Write out all of the entries that follow, word for word, but skip the pictures.

## Data records
__________________________________________________
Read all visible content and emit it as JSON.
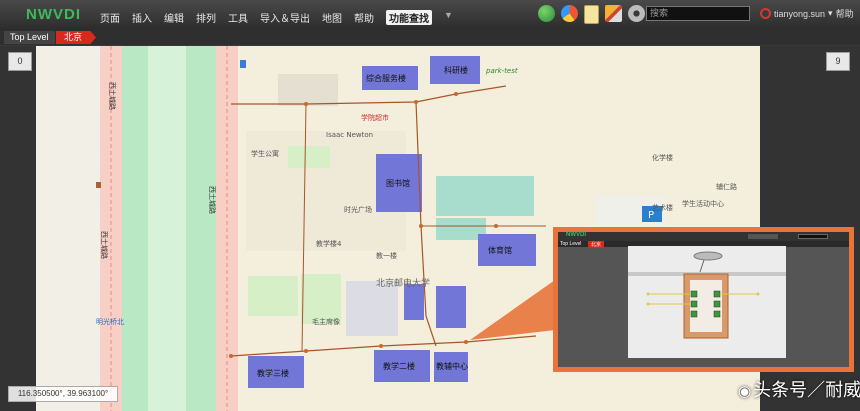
{
  "app": {
    "logo": "NWVDI"
  },
  "menu": {
    "items": [
      "页面",
      "插入",
      "编辑",
      "排列",
      "工具",
      "导入＆导出",
      "地图",
      "帮助"
    ],
    "active": "功能查找",
    "more": "▼"
  },
  "search": {
    "placeholder": "搜索"
  },
  "user": {
    "name": "tianyong.sun",
    "help": "帮助"
  },
  "breadcrumb": {
    "root": "Top Level",
    "current": "北京"
  },
  "badges": {
    "left": "0",
    "right": "9"
  },
  "coords": "116.350500°, 39.963100°",
  "map": {
    "labels": {
      "b1": "综合服务楼",
      "b2": "科研楼",
      "b3": "图书馆",
      "b4": "体育馆",
      "b5": "教学三楼",
      "b6": "教学二楼",
      "b7": "教辅中心",
      "campus": "北京邮电大学",
      "park": "park-test",
      "store": "学院超市",
      "newton": "Isaac Newton",
      "sq": "时光广场",
      "mz": "毛主席像",
      "road1": "西土城路",
      "road2": "西土城路",
      "road3": "西土城路",
      "chem": "化学楼",
      "art": "艺术楼",
      "stu": "学生活动中心",
      "fudao": "辅仁路",
      "yg": "明光桥北",
      "t4": "教学楼4",
      "jyi": "教一楼",
      "ss": "学生公寓",
      "tiyu": "体育馆"
    }
  },
  "inset": {
    "title": "NWVDI",
    "crumb_root": "Top Level",
    "crumb_current": "北京"
  },
  "watermark": "头条号／耐威迪"
}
__________________________________________________
## Full response
Read all visible content and emit it as JSON.
{
  "app": {
    "logo": "NWVDI"
  },
  "menu": {
    "items": [
      "页面",
      "插入",
      "编辑",
      "排列",
      "工具",
      "导入＆导出",
      "地图",
      "帮助"
    ],
    "active": "功能查找",
    "more": "▼"
  },
  "search": {
    "placeholder": "搜索"
  },
  "user": {
    "name": "tianyong.sun",
    "help": "帮助"
  },
  "breadcrumb": {
    "root": "Top Level",
    "current": "北京"
  },
  "badges": {
    "left": "0",
    "right": "9"
  },
  "coords": "116.350500°, 39.963100°",
  "map": {
    "labels": {
      "b1": "综合服务楼",
      "b2": "科研楼",
      "b3": "图书馆",
      "b4": "体育馆",
      "b5": "教学三楼",
      "b6": "教学二楼",
      "b7": "教辅中心",
      "campus": "北京邮电大学",
      "park": "park-test",
      "store": "学院超市",
      "newton": "Isaac Newton",
      "sq": "时光广场",
      "mz": "毛主席像",
      "road1": "西土城路",
      "road2": "西土城路",
      "road3": "西土城路",
      "chem": "化学楼",
      "art": "艺术楼",
      "stu": "学生活动中心",
      "fudao": "辅仁路",
      "yg": "明光桥北",
      "t4": "教学楼4",
      "jyi": "教一楼",
      "ss": "学生公寓",
      "tiyu": "体育馆"
    }
  },
  "inset": {
    "title": "NWVDI",
    "crumb_root": "Top Level",
    "crumb_current": "北京"
  },
  "watermark": "头条号／耐威迪"
}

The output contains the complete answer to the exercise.